— BEGIN —

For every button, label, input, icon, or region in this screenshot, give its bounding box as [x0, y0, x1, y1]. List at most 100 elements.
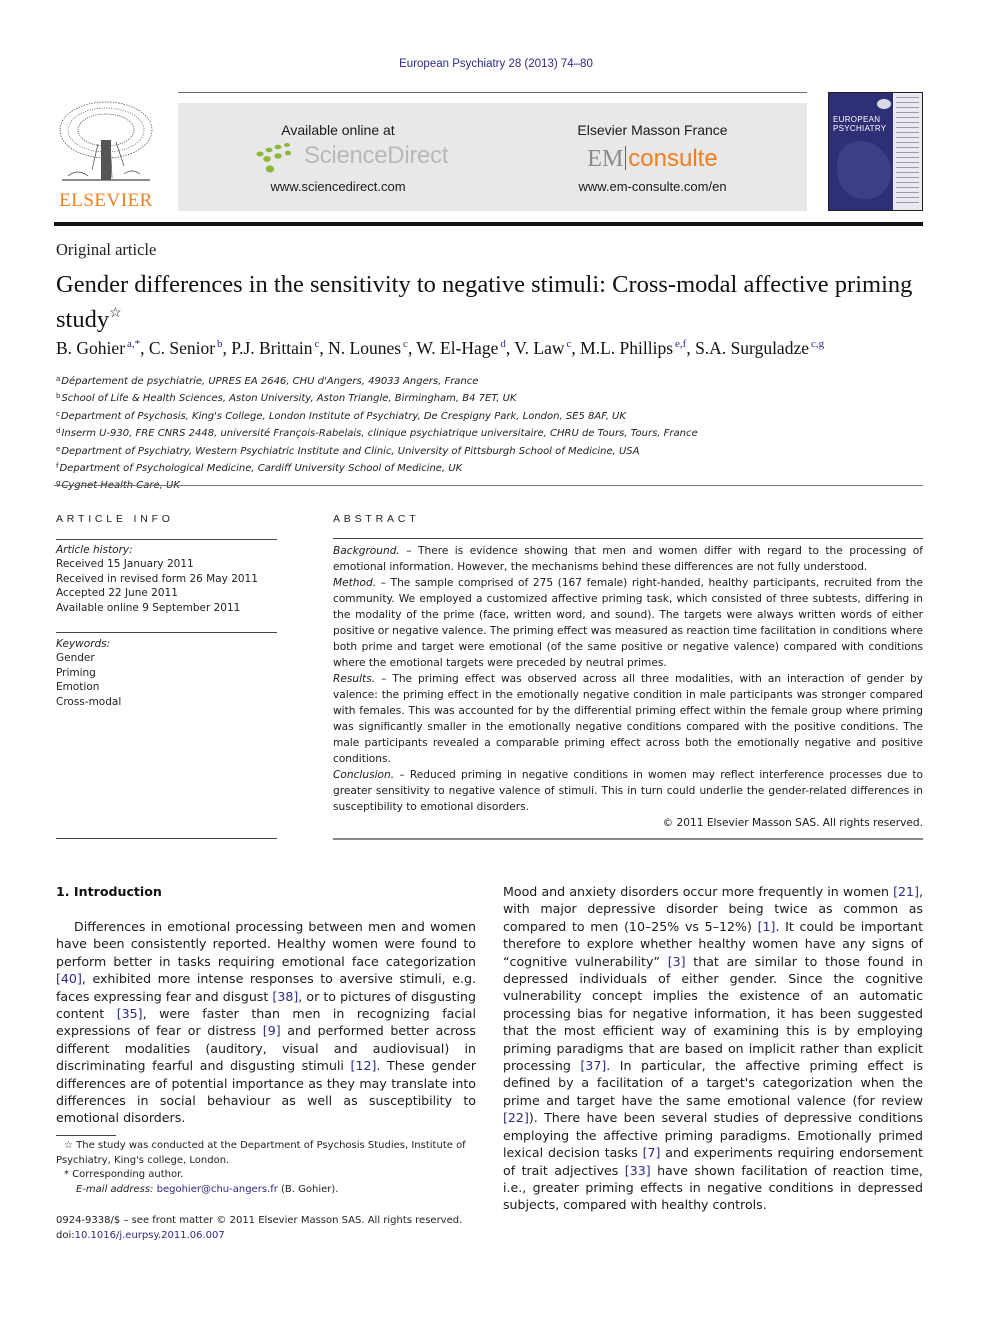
email-label: E-mail address:	[76, 1183, 154, 1195]
affiliation-item: fDepartment of Psychological Medicine, C…	[56, 459, 936, 476]
title-footnote-star[interactable]: ☆	[109, 306, 122, 321]
article-title: Gender differences in the sensitivity to…	[56, 270, 936, 334]
author[interactable]: B. Gohier a,*	[56, 338, 140, 358]
citation-link[interactable]: [12]	[351, 1058, 377, 1073]
keyword-item: Cross-modal	[56, 695, 122, 708]
citation-link[interactable]: [9]	[263, 1023, 281, 1038]
sciencedirect-dots-icon	[256, 143, 291, 173]
email-suffix: (B. Gohier).	[277, 1183, 339, 1195]
publisher-banner: Available online at ScienceDirect www.sc…	[178, 103, 807, 211]
available-online-label: Available online at	[281, 122, 395, 138]
author-name: B. Gohier	[56, 338, 126, 358]
footnote-rule	[56, 1135, 116, 1136]
emconsulte-panel[interactable]: Elsevier Masson France EM consulte www.em…	[498, 103, 807, 211]
history-item: Available online 9 September 2011	[56, 601, 241, 614]
author-separator: ,	[140, 338, 149, 358]
abstract-section-text: – Reduced priming in negative conditions…	[333, 769, 923, 813]
doi-line: doi:10.1016/j.eurpsy.2011.06.007	[56, 1229, 486, 1244]
history-item: Accepted 22 June 2011	[56, 587, 178, 600]
header-thick-rule	[54, 222, 923, 226]
emconsulte-logo: EM consulte	[498, 145, 807, 173]
author-affiliation-marker[interactable]: c,g	[811, 338, 824, 350]
history-item: Received 15 January 2011	[56, 558, 194, 571]
author[interactable]: C. Senior b	[149, 338, 223, 358]
corresponding-author-note: * Corresponding author.	[64, 1169, 184, 1180]
cover-contents-strip	[893, 93, 922, 210]
elsevier-logo[interactable]: ELSEVIER	[54, 100, 158, 212]
keyword-item: Priming	[56, 666, 96, 679]
article-history: Article history: Received 15 January 201…	[56, 543, 281, 615]
author-separator: ,	[571, 338, 581, 358]
emconsulte-url[interactable]: www.em-consulte.com/en	[498, 179, 807, 194]
author-name: V. Law	[514, 338, 565, 358]
citation-link[interactable]: [1]	[758, 919, 776, 934]
sciencedirect-logo: ScienceDirect	[256, 142, 456, 176]
affiliation-item: aDépartement de psychiatrie, UPRES EA 26…	[56, 372, 936, 389]
abstract-body: Background. – There is evidence showing …	[333, 543, 923, 831]
citation-link[interactable]: [3]	[668, 954, 686, 969]
citation-link[interactable]: [7]	[643, 1145, 661, 1160]
affiliation-key: c	[56, 409, 60, 418]
journal-reference-link[interactable]: European Psychiatry 28 (2013) 74–80	[0, 58, 992, 70]
paragraph-text: Mood and anxiety disorders occur more fr…	[503, 884, 894, 899]
article-info-rule	[56, 539, 277, 540]
em-wordmark: EM	[587, 146, 624, 172]
citation-link[interactable]: [40]	[56, 971, 82, 986]
author[interactable]: W. El-Hage d	[416, 338, 505, 358]
author-name: S.A. Surguladze	[695, 338, 809, 358]
sciencedirect-panel[interactable]: Available online at ScienceDirect www.sc…	[178, 103, 498, 211]
author-name: C. Senior	[148, 338, 216, 358]
abstract-copyright: © 2011 Elsevier Masson SAS. All rights r…	[662, 817, 923, 829]
sciencedirect-wordmark: ScienceDirect	[304, 142, 449, 169]
citation-link[interactable]: [38]	[272, 989, 298, 1004]
front-matter: 0924-9338/$ – see front matter © 2011 El…	[56, 1214, 486, 1243]
elsevier-masson-label: Elsevier Masson France	[577, 122, 728, 138]
email-line: E-mail address: begohier@chu-angers.fr (…	[56, 1183, 476, 1198]
paragraph-text: that are similar to those found in depre…	[503, 953, 923, 1074]
footnotes: ☆ The study was conducted at the Departm…	[56, 1139, 476, 1197]
author-separator: ,	[686, 338, 696, 358]
intro-paragraph-right: Mood and anxiety disorders occur more fr…	[503, 883, 923, 1214]
history-item: Received in revised form 26 May 2011	[56, 572, 258, 585]
citation-link[interactable]: [33]	[625, 1163, 651, 1178]
article-info-bottom-rule	[56, 838, 277, 839]
affiliation-text: School of Life & Health Sciences, Aston …	[61, 393, 517, 405]
author-name: P.J. Brittain	[231, 338, 313, 358]
abstract-section-label: Results.	[333, 673, 376, 685]
citation-link[interactable]: [21]	[893, 884, 919, 899]
elsevier-tree-icon	[59, 101, 153, 181]
abstract-section-label: Method.	[333, 577, 377, 589]
paragraph-text: Differences in emotional processing betw…	[56, 919, 476, 969]
author[interactable]: S.A. Surguladze c,g	[695, 338, 824, 358]
citation-link[interactable]: [35]	[117, 1006, 143, 1021]
abstract-section-text: – The priming effect was observed across…	[333, 673, 923, 765]
author-affiliation-marker[interactable]: e,f	[675, 338, 686, 350]
citation-link[interactable]: [37]	[580, 1058, 606, 1073]
email-link[interactable]: begohier@chu-angers.fr	[157, 1184, 278, 1195]
abstract-results: Results. – The priming effect was observ…	[333, 671, 923, 767]
author[interactable]: M.L. Phillips e,f	[580, 338, 686, 358]
intro-paragraph-left: Differences in emotional processing betw…	[56, 918, 476, 1127]
section-heading-introduction: 1. Introduction	[56, 884, 162, 899]
doi-link[interactable]: 10.1016/j.eurpsy.2011.06.007	[75, 1230, 225, 1241]
article-title-text: Gender differences in the sensitivity to…	[56, 271, 913, 333]
affiliation-text: Department of Psychosis, King's College,…	[60, 410, 626, 422]
keyword-item: Gender	[56, 652, 95, 665]
author-name: N. Lounes	[328, 338, 402, 358]
cover-title-line2: PSYCHIATRY	[833, 124, 887, 133]
author[interactable]: N. Lounes c	[328, 338, 408, 358]
author-affiliation-marker[interactable]: a,*	[127, 338, 140, 350]
journal-cover-thumbnail[interactable]: EUROPEAN PSYCHIATRY	[828, 92, 923, 211]
consulte-wordmark: consulte	[628, 145, 718, 172]
citation-link[interactable]: [22]	[503, 1110, 529, 1125]
front-matter-text: 0924-9338/$ – see front matter © 2011 El…	[56, 1215, 463, 1226]
sciencedirect-url[interactable]: www.sciencedirect.com	[178, 179, 498, 194]
affiliation-text: Department of Psychiatry, Western Psychi…	[61, 445, 640, 457]
author[interactable]: V. Law c	[514, 338, 571, 358]
abstract-method: Method. – The sample comprised of 275 (1…	[333, 575, 923, 671]
author[interactable]: P.J. Brittain c	[231, 338, 319, 358]
affiliation-text: Department of Psychological Medicine, Ca…	[59, 463, 463, 475]
em-divider	[625, 146, 627, 170]
keywords-rule	[56, 632, 277, 633]
article-type: Original article	[56, 240, 157, 259]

— END —

The exercise = Print the rows above verbatim, starting with the row that contains "1183, 154, 1195]" and going down through the row that contains "338, 149, 358]". Include both of those rows.

Expected answer =
email-label: E-mail address:	[76, 1183, 154, 1195]
affiliation-item: fDepartment of Psychological Medicine, C…	[56, 459, 936, 476]
title-footnote-star[interactable]: ☆	[109, 306, 122, 321]
article-title: Gender differences in the sensitivity to…	[56, 270, 936, 334]
author[interactable]: B. Gohier a,*	[56, 338, 140, 358]
citation-link[interactable]: [12]	[351, 1058, 377, 1073]
keyword-item: Cross-modal	[56, 695, 122, 708]
citation-link[interactable]: [9]	[263, 1023, 281, 1038]
sciencedirect-dots-icon	[256, 143, 291, 173]
email-suffix: (B. Gohier).	[277, 1183, 339, 1195]
publisher-banner: Available online at ScienceDirect www.sc…	[178, 103, 807, 211]
available-online-label: Available online at	[281, 122, 395, 138]
author-name: B. Gohier	[56, 338, 126, 358]
footnote-rule	[56, 1135, 116, 1136]
emconsulte-panel[interactable]: Elsevier Masson France EM consulte www.em…	[498, 103, 807, 211]
history-item: Available online 9 September 2011	[56, 601, 241, 614]
author-separator: ,	[140, 338, 149, 358]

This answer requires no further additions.